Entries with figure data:
§

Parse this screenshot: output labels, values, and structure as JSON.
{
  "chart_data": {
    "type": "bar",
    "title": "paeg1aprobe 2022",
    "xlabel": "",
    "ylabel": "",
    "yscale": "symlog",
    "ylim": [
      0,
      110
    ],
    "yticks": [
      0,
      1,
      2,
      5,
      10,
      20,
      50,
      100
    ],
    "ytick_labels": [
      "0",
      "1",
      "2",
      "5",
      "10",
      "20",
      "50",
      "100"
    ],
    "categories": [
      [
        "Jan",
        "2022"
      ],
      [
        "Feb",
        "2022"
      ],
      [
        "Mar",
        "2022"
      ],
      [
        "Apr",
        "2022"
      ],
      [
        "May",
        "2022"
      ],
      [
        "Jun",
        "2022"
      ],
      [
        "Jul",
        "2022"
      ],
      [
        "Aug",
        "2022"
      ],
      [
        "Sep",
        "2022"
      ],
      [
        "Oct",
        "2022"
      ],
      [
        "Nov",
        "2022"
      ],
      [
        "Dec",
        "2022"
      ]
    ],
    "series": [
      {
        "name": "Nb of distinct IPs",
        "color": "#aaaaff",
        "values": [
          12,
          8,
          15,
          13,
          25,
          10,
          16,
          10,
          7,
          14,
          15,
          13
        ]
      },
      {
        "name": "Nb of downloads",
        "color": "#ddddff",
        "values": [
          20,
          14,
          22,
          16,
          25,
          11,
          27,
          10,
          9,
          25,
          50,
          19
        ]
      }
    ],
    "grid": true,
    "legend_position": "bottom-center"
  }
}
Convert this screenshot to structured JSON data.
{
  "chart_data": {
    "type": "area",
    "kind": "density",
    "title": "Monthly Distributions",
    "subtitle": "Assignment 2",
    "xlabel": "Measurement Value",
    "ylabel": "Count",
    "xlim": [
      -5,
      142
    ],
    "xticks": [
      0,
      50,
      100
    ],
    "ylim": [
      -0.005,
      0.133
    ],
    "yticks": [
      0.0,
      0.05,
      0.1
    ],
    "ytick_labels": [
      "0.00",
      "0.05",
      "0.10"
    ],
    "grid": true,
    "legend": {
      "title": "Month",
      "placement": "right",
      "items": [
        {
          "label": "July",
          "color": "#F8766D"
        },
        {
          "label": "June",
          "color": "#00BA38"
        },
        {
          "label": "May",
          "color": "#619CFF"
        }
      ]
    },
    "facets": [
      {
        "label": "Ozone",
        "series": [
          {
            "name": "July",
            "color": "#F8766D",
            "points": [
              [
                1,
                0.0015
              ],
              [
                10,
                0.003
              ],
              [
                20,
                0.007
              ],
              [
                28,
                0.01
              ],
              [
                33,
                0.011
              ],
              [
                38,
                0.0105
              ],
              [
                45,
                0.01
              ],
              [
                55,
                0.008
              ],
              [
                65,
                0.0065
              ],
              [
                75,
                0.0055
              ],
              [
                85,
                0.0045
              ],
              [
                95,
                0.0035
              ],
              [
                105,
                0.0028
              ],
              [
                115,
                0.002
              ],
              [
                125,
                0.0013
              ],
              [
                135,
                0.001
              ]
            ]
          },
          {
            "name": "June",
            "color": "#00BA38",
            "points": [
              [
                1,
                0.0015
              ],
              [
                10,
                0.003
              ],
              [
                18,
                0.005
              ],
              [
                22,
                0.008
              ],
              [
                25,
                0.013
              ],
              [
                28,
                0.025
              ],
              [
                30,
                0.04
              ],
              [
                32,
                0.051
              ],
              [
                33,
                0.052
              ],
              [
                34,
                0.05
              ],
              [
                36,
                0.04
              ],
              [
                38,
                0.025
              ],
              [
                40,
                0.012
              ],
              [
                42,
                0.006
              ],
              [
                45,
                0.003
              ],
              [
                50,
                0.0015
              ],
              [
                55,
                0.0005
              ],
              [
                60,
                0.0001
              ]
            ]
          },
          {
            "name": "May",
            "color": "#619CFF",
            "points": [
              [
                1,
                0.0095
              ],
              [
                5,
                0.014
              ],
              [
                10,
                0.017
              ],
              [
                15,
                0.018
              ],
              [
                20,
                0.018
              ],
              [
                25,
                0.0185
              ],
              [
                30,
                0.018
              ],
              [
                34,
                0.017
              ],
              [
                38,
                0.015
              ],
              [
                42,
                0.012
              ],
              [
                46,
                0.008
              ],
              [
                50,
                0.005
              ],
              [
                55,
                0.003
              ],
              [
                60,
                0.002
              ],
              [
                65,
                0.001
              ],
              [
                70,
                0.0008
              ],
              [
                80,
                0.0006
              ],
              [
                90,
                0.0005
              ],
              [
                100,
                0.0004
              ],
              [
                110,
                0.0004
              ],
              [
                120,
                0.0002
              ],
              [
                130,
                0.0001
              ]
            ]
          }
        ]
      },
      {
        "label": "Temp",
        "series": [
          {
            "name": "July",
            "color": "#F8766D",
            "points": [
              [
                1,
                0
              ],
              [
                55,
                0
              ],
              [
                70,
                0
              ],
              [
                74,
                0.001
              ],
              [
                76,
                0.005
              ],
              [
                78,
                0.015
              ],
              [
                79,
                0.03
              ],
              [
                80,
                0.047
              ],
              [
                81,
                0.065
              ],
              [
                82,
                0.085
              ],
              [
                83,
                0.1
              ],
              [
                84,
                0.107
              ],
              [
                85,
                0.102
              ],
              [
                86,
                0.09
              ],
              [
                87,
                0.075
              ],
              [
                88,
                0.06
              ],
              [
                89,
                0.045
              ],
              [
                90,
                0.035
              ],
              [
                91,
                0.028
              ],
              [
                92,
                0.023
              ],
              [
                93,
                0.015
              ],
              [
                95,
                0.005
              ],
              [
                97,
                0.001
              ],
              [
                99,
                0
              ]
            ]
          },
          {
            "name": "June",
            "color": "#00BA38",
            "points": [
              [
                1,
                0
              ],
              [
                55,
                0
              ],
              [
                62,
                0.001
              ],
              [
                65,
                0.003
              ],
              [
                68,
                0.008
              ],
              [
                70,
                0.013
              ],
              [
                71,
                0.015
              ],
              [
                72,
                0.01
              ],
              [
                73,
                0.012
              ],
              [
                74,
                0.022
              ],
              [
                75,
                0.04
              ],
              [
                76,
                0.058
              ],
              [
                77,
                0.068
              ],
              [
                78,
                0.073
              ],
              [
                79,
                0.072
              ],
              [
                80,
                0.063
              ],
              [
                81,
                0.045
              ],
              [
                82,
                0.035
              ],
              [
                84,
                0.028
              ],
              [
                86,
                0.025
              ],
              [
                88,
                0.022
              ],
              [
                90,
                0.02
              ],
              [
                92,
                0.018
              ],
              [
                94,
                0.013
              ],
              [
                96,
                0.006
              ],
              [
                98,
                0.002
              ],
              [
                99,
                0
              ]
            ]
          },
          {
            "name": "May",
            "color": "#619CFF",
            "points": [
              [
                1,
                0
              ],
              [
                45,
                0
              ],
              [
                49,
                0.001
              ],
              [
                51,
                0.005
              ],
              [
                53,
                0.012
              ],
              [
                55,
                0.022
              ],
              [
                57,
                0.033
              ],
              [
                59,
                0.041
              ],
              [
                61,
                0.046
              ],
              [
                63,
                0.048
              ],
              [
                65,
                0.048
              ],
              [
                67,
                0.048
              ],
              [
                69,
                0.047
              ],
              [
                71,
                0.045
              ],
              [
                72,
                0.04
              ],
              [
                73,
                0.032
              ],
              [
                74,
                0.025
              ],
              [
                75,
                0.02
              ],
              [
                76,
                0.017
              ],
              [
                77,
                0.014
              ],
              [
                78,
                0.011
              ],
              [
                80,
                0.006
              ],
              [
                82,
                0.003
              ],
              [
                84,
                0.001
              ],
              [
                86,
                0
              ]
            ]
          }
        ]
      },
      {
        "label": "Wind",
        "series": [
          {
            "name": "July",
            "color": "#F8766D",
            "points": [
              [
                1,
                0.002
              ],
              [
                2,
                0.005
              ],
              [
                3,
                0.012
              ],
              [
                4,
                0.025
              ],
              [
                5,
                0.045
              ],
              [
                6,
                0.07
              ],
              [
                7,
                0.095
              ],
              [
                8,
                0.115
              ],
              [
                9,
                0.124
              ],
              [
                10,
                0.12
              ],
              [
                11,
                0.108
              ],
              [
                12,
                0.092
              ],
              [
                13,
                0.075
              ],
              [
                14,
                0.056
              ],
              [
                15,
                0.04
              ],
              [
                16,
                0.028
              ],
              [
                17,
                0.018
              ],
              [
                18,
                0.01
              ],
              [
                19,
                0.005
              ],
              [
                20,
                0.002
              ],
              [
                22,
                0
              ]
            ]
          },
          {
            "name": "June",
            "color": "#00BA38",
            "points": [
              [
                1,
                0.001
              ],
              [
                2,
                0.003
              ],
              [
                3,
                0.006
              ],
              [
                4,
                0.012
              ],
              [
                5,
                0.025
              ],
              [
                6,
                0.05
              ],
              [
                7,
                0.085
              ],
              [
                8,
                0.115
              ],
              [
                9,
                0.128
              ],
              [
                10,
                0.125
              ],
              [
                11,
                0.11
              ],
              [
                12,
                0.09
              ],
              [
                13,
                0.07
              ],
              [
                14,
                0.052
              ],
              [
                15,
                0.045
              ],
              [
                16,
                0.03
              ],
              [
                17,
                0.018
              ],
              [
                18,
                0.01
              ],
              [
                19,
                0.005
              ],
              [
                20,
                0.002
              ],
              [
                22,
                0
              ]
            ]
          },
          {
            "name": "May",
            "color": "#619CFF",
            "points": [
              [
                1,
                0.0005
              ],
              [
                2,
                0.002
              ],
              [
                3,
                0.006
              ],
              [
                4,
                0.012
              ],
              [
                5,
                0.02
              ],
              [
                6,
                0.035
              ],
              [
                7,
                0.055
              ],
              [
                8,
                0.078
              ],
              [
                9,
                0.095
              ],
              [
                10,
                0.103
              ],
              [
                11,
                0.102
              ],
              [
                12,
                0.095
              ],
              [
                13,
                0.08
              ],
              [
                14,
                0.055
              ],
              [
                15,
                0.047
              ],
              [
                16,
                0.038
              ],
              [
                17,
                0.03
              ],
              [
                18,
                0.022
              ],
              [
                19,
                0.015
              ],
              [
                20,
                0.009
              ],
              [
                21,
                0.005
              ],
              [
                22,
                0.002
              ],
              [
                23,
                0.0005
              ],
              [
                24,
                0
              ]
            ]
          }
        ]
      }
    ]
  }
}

§

→ Exercise goal:
Count how many lines of the data include the word "this". Your reply should be that number alone.

→ Solution to the problem:
2